WHAT IS ASKED — Return the listing word for word, as given.

EXERCISE INPUT —
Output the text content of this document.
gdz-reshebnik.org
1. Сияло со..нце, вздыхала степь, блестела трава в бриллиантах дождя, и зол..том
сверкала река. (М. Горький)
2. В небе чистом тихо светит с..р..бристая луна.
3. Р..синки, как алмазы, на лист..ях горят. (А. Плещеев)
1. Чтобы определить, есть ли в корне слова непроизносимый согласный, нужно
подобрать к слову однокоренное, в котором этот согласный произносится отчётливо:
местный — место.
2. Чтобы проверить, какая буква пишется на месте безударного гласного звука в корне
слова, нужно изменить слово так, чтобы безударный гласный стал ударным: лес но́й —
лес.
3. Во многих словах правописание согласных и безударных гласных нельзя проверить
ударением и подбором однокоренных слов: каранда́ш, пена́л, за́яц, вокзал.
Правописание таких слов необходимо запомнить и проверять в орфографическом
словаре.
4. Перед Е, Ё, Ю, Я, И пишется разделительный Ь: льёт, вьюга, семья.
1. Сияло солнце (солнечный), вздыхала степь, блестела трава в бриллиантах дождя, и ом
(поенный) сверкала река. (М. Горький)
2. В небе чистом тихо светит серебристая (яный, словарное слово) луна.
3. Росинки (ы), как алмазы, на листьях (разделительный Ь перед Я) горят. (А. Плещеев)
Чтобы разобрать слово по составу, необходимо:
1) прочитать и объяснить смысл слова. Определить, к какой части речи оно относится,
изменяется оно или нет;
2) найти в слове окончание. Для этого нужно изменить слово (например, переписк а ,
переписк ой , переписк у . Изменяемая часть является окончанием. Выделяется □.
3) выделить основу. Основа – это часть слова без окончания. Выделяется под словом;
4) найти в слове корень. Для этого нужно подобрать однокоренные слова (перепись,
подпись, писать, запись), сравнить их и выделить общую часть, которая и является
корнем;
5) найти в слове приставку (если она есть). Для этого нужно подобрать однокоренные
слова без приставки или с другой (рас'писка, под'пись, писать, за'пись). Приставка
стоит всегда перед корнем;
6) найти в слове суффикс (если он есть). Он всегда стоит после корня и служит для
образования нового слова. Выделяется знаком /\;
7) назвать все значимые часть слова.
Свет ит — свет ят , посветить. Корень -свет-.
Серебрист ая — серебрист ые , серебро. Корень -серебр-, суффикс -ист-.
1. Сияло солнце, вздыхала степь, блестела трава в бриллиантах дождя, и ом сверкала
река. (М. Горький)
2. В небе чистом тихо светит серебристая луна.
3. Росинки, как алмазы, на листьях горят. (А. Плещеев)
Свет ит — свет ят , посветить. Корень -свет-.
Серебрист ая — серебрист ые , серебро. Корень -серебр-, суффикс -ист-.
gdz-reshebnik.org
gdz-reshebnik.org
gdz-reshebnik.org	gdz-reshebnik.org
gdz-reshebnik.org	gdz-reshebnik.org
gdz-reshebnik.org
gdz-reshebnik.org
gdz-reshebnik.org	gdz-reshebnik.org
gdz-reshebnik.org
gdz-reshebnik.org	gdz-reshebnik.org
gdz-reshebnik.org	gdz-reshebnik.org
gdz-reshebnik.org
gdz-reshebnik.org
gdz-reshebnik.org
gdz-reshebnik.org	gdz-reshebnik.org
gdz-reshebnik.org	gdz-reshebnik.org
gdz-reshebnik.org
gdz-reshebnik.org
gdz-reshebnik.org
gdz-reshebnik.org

EXERCISE SOLUTION —
Output the text content of this document.
gdz-reshebnik.org
1. Сияло со..нце, вздыхала степь, блестела трава в бриллиантах дождя, и зол..том
сверкала река. (М. Горький)
2. В небе чистом тихо светит с..р..бристая луна.
3. Р..синки, как алмазы, на лист..ях горят. (А. Плещеев)
1. Чтобы определить, есть ли в корне слова непроизносимый согласный, нужно
подобрать к слову однокоренное, в котором этот согласный произносится отчётливо:
местный — место.
2. Чтобы проверить, какая буква пишется на месте безударного гласного звука в корне
слова, нужно изменить слово так, чтобы безударный гласный стал ударным: лес но́й —
лес.
3. Во многих словах правописание согласных и безударных гласных нельзя проверить
ударением и подбором однокоренных слов: каранда́ш, пена́л, за́яц, вокзал.
Правописание таких слов необходимо запомнить и проверять в орфографическом
словаре.
4. Перед Е, Ё, Ю, Я, И пишется разделительный Ь: льёт, вьюга, семья.
1. Сияло солнце (солнечный), вздыхала степь, блестела трава в бриллиантах дождя, и ом
(поенный) сверкала река. (М. Горький)
2. В небе чистом тихо светит серебристая (яный, словарное слово) луна.
3. Росинки (ы), как алмазы, на листьях (разделительный Ь перед Я) горят. (А. Плещеев)
Чтобы разобрать слово по составу, необходимо:
1) прочитать и объяснить смысл слова. Определить, к какой части речи оно относится,
изменяется оно или нет;
2) найти в слове окончание. Для этого нужно изменить слово (например, переписк а ,
переписк ой , переписк у . Изменяемая часть является окончанием. Выделяется □.
3) выделить основу. Основа – это часть слова без окончания. Выделяется под словом;
4) найти в слове корень. Для этого нужно подобрать однокоренные слова (перепись,
подпись, писать, запись), сравнить их и выделить общую часть, которая и является
корнем;
5) найти в слове приставку (если она есть). Для этого нужно подобрать однокоренные
слова без приставки или с другой (рас'писка, под'пись, писать, за'пись). Приставка
стоит всегда перед корнем;
6) найти в слове суффикс (если он есть). Он всегда стоит после корня и служит для
образования нового слова. Выделяется знаком /\;
7) назвать все значимые часть слова.
Свет ит — свет ят , посветить. Корень -свет-.
Серебрист ая — серебрист ые , серебро. Корень -серебр-, суффикс -ист-.
1. Сияло солнце, вздыхала степь, блестела трава в бриллиантах дождя, и ом сверкала
река. (М. Горький)
2. В небе чистом тихо светит серебристая луна.
3. Росинки, как алмазы, на листьях горят. (А. Плещеев)
Свет ит — свет ят , посветить. Корень -свет-.
Серебрист ая — серебрист ые , серебро. Корень -серебр-, суффикс -ист-.
gdz-reshebnik.org
gdz-reshebnik.org
gdz-reshebnik.org	gdz-reshebnik.org
gdz-reshebnik.org	gdz-reshebnik.org
gdz-reshebnik.org
gdz-reshebnik.org
gdz-reshebnik.org	gdz-reshebnik.org
gdz-reshebnik.org
gdz-reshebnik.org	gdz-reshebnik.org
gdz-reshebnik.org	gdz-reshebnik.org
gdz-reshebnik.org
gdz-reshebnik.org
gdz-reshebnik.org
gdz-reshebnik.org	gdz-reshebnik.org
gdz-reshebnik.org	gdz-reshebnik.org
gdz-reshebnik.org
gdz-reshebnik.org
gdz-reshebnik.org
gdz-reshebnik.org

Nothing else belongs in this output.